■ Task statement:
Turn every line in the records below into a numbered list, dropping any blank lines.

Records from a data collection
— Start —

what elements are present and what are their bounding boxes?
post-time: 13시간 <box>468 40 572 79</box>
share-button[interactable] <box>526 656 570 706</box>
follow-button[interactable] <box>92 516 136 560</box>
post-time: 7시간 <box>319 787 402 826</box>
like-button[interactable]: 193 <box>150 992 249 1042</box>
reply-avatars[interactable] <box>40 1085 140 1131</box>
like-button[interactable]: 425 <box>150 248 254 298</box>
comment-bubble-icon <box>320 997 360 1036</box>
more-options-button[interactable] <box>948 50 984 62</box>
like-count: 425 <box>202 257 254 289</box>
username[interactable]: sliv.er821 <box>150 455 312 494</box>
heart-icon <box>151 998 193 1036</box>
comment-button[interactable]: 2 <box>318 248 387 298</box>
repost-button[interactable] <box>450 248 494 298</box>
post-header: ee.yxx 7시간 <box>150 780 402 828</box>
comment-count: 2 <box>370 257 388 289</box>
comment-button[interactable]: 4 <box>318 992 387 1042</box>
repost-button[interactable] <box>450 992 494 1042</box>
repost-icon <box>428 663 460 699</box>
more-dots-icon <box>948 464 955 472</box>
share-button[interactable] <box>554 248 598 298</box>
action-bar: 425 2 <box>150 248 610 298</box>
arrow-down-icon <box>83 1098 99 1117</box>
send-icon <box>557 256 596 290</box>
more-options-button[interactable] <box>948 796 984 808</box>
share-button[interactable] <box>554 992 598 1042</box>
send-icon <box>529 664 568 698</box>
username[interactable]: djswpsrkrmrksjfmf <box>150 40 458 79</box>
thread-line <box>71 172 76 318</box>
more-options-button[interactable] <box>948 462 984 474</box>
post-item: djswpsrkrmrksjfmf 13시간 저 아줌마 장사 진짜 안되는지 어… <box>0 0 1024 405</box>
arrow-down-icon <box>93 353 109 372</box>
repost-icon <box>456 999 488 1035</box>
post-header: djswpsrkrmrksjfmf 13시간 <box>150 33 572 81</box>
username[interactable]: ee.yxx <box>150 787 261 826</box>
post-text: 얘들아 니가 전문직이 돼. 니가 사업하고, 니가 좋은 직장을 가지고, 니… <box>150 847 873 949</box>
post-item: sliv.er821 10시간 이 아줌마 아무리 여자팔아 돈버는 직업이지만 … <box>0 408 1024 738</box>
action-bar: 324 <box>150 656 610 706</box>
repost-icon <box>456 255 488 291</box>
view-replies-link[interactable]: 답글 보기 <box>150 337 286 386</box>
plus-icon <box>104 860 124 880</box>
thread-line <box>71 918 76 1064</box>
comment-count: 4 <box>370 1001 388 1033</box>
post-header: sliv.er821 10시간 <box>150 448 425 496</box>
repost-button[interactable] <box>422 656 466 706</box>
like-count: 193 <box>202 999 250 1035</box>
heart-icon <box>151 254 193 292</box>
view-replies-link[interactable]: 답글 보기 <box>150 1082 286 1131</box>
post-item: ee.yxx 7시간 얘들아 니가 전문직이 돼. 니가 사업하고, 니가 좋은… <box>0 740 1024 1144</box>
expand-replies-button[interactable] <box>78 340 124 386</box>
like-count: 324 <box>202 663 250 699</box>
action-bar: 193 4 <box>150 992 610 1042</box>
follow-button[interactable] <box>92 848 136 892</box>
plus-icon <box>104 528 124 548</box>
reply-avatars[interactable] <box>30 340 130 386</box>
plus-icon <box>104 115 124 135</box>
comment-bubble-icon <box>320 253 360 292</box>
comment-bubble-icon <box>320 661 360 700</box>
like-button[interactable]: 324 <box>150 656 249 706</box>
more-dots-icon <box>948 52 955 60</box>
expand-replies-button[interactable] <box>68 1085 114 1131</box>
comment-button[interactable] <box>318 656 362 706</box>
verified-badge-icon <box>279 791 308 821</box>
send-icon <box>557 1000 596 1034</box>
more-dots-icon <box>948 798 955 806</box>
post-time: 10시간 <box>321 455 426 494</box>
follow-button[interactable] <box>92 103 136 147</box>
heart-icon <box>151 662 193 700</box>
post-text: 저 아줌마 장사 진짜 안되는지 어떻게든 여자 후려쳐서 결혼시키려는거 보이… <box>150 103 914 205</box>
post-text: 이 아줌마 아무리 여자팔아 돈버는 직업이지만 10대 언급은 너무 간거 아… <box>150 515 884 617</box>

— End —

■ Full solution:
1. what elements are present and what are their bounding boxes?
2. post-time: 13시간 <box>468 40 572 79</box>
3. share-button[interactable] <box>526 656 570 706</box>
4. follow-button[interactable] <box>92 516 136 560</box>
5. post-time: 7시간 <box>319 787 402 826</box>
6. like-button[interactable]: 193 <box>150 992 249 1042</box>
7. reply-avatars[interactable] <box>40 1085 140 1131</box>
8. like-button[interactable]: 425 <box>150 248 254 298</box>
9. comment-bubble-icon <box>320 997 360 1036</box>
10. more-options-button[interactable] <box>948 50 984 62</box>
11. like-count: 425 <box>202 257 254 289</box>
12. username[interactable]: sliv.er821 <box>150 455 312 494</box>
13. heart-icon <box>151 998 193 1036</box>
14. comment-button[interactable]: 2 <box>318 248 387 298</box>
15. repost-button[interactable] <box>450 248 494 298</box>
16. post-header: ee.yxx 7시간 <box>150 780 402 828</box>
17. comment-count: 2 <box>370 257 388 289</box>
18. comment-button[interactable]: 4 <box>318 992 387 1042</box>
19. repost-button[interactable] <box>450 992 494 1042</box>
20. repost-icon <box>428 663 460 699</box>
21. more-dots-icon <box>948 464 955 472</box>
22. share-button[interactable] <box>554 248 598 298</box>
23. action-bar: 425 2 <box>150 248 610 298</box>
24. arrow-down-icon <box>83 1098 99 1117</box>
25. send-icon <box>557 256 596 290</box>
26. more-options-button[interactable] <box>948 796 984 808</box>
27. share-button[interactable] <box>554 992 598 1042</box>
28. send-icon <box>529 664 568 698</box>
29. username[interactable]: djswpsrkrmrksjfmf <box>150 40 458 79</box>
30. thread-line <box>71 172 76 318</box>
31. more-options-button[interactable] <box>948 462 984 474</box>
32. post-item: djswpsrkrmrksjfmf 13시간 저 아줌마 장사 진짜 안되는지 어… <box>0 0 1024 405</box>
33. arrow-down-icon <box>93 353 109 372</box>
34. repost-icon <box>456 999 488 1035</box>
35. post-header: djswpsrkrmrksjfmf 13시간 <box>150 33 572 81</box>
36. username[interactable]: ee.yxx <box>150 787 261 826</box>
37. post-text: 얘들아 니가 전문직이 돼. 니가 사업하고, 니가 좋은 직장을 가지고, 니… <box>150 847 873 949</box>
38. post-item: sliv.er821 10시간 이 아줌마 아무리 여자팔아 돈버는 직업이지만 … <box>0 408 1024 738</box>
39. action-bar: 324 <box>150 656 610 706</box>
40. repost-icon <box>456 255 488 291</box>
41. view-replies-link[interactable]: 답글 보기 <box>150 337 286 386</box>
42. plus-icon <box>104 860 124 880</box>
43. thread-line <box>71 918 76 1064</box>
44. comment-count: 4 <box>370 1001 388 1033</box>
45. post-header: sliv.er821 10시간 <box>150 448 425 496</box>
46. repost-button[interactable] <box>422 656 466 706</box>
47. like-count: 193 <box>202 999 250 1035</box>
48. heart-icon <box>151 254 193 292</box>
49. view-replies-link[interactable]: 답글 보기 <box>150 1082 286 1131</box>
50. post-item: ee.yxx 7시간 얘들아 니가 전문직이 돼. 니가 사업하고, 니가 좋은… <box>0 740 1024 1144</box>
51. expand-replies-button[interactable] <box>78 340 124 386</box>
52. like-count: 324 <box>202 663 250 699</box>
53. action-bar: 193 4 <box>150 992 610 1042</box>
54. follow-button[interactable] <box>92 848 136 892</box>
55. plus-icon <box>104 528 124 548</box>
56. reply-avatars[interactable] <box>30 340 130 386</box>
57. plus-icon <box>104 115 124 135</box>
58. comment-bubble-icon <box>320 253 360 292</box>
59. comment-bubble-icon <box>320 661 360 700</box>
60. like-button[interactable]: 324 <box>150 656 249 706</box>
61. more-dots-icon <box>948 52 955 60</box>
62. expand-replies-button[interactable] <box>68 1085 114 1131</box>
63. comment-button[interactable] <box>318 656 362 706</box>
64. verified-badge-icon <box>279 791 308 821</box>
65. send-icon <box>557 1000 596 1034</box>
66. more-dots-icon <box>948 798 955 806</box>
67. post-time: 10시간 <box>321 455 426 494</box>
68. follow-button[interactable] <box>92 103 136 147</box>
69. heart-icon <box>151 662 193 700</box>
70. post-text: 저 아줌마 장사 진짜 안되는지 어떻게든 여자 후려쳐서 결혼시키려는거 보이… <box>150 103 914 205</box>
71. post-text: 이 아줌마 아무리 여자팔아 돈버는 직업이지만 10대 언급은 너무 간거 아… <box>150 515 884 617</box>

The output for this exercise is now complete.